Exercise: Collect every line that includes the string "смешно".

Extracted data:
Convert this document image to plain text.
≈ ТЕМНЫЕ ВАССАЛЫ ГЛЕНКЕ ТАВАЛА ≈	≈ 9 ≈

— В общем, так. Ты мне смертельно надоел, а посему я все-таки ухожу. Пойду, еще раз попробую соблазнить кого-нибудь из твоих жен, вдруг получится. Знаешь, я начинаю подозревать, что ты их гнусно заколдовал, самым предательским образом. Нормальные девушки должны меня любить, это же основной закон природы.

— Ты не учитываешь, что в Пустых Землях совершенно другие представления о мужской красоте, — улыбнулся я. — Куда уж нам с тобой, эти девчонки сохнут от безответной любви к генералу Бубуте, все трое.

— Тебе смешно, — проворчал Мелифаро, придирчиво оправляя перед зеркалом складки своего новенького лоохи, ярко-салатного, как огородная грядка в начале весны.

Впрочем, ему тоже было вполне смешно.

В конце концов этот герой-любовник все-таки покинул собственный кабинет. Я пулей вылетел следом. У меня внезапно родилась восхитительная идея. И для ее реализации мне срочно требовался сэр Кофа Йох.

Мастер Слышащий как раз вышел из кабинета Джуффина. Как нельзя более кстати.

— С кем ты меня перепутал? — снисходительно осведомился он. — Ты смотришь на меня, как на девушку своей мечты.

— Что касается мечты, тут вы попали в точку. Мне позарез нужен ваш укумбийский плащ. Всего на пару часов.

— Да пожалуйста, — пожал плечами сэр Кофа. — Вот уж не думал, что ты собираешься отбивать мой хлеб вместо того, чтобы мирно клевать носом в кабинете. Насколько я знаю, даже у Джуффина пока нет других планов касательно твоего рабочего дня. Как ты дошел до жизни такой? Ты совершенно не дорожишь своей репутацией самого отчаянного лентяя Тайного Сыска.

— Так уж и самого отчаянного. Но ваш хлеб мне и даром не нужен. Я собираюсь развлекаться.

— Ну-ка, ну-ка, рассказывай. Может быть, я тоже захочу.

Exercise result:
— Тебе смешно, — проворчал Мелифаро, придирчиво оправляя перед зеркалом складки своего новенького лоохи, ярко-салатного, как огородная грядка в начале весны.
Впрочем, ему тоже было вполне смешно.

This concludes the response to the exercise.